## SUPPLIED INFORMATION

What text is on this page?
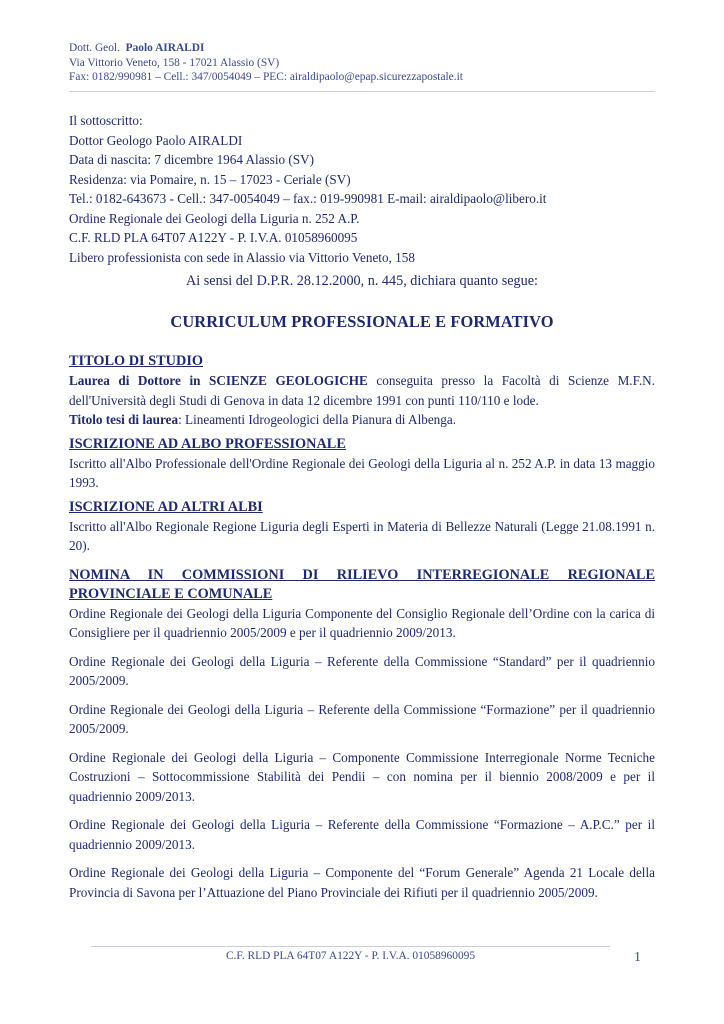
Dott. Geol. Paolo AIRALDI
Via Vittorio Veneto, 158 - 17021 Alassio (SV)
Fax: 0182/990981 – Cell.: 347/0054049 – PEC: airaldipaolo@epap.sicurezzapostale.it
Il sottoscritto:
Dottor Geologo Paolo AIRALDI
Data di nascita: 7 dicembre 1964 Alassio (SV)
Residenza: via Pomaire, n. 15 – 17023 - Ceriale (SV)
Tel.: 0182-643673 - Cell.: 347-0054049 – fax.: 019-990981 E-mail: airaldipaolo@libero.it
Ordine Regionale dei Geologi della Liguria n. 252 A.P.
C.F. RLD PLA 64T07 A122Y - P. I.V.A. 01058960095
Libero professionista con sede in Alassio via Vittorio Veneto, 158
Ai sensi del D.P.R. 28.12.2000, n. 445, dichiara quanto segue:
CURRICULUM PROFESSIONALE E FORMATIVO
TITOLO DI STUDIO

Laurea di Dottore in SCIENZE GEOLOGICHE conseguita presso la Facoltà di Scienze M.F.N. dell'Università degli Studi di Genova in data 12 dicembre 1991 con punti 110/110 e lode.

Titolo tesi di laurea: Lineamenti Idrogeologici della Pianura di Albenga.

ISCRIZIONE AD ALBO PROFESSIONALE

Iscritto all'Albo Professionale dell'Ordine Regionale dei Geologi della Liguria al n. 252 A.P. in data 13 maggio 1993.

ISCRIZIONE AD ALTRI ALBI

Iscritto all'Albo Regionale Regione Liguria degli Esperti in Materia di Bellezze Naturali (Legge 21.08.1991 n. 20).

NOMINA IN COMMISSIONI DI RILIEVO INTERREGIONALE REGIONALE PROVINCIALE E COMUNALE

Ordine Regionale dei Geologi della Liguria Componente del Consiglio Regionale dell’Ordine con la carica di Consigliere per il quadriennio 2005/2009 e per il quadriennio 2009/2013.

Ordine Regionale dei Geologi della Liguria – Referente della Commissione “Standard” per il quadriennio 2005/2009.

Ordine Regionale dei Geologi della Liguria – Referente della Commissione “Formazione” per il quadriennio 2005/2009.

Ordine Regionale dei Geologi della Liguria – Componente Commissione Interregionale Norme Tecniche Costruzioni – Sottocommissione Stabilità dei Pendii – con nomina per il biennio 2008/2009 e per il quadriennio 2009/2013.

Ordine Regionale dei Geologi della Liguria – Referente della Commissione “Formazione – A.P.C.” per il quadriennio 2009/2013.

Ordine Regionale dei Geologi della Liguria – Componente del “Forum Generale” Agenda 21 Locale della Provincia di Savona per l’Attuazione del Piano Provinciale dei Rifiuti per il quadriennio 2005/2009.

C.F. RLD PLA 64T07 A122Y - P. I.V.A. 01058960095	1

## STATED TASK
Using the listing above, gather each line that holds the string "Formazione" and copy it.

## RESULT OF THE TASK
Ordine Regionale dei Geologi della Liguria – Referente della Commissione “Formazione” per il quadriennio 2005/2009.
Ordine Regionale dei Geologi della Liguria – Referente della Commissione “Formazione – A.P.C.” per il quadriennio 2009/2013.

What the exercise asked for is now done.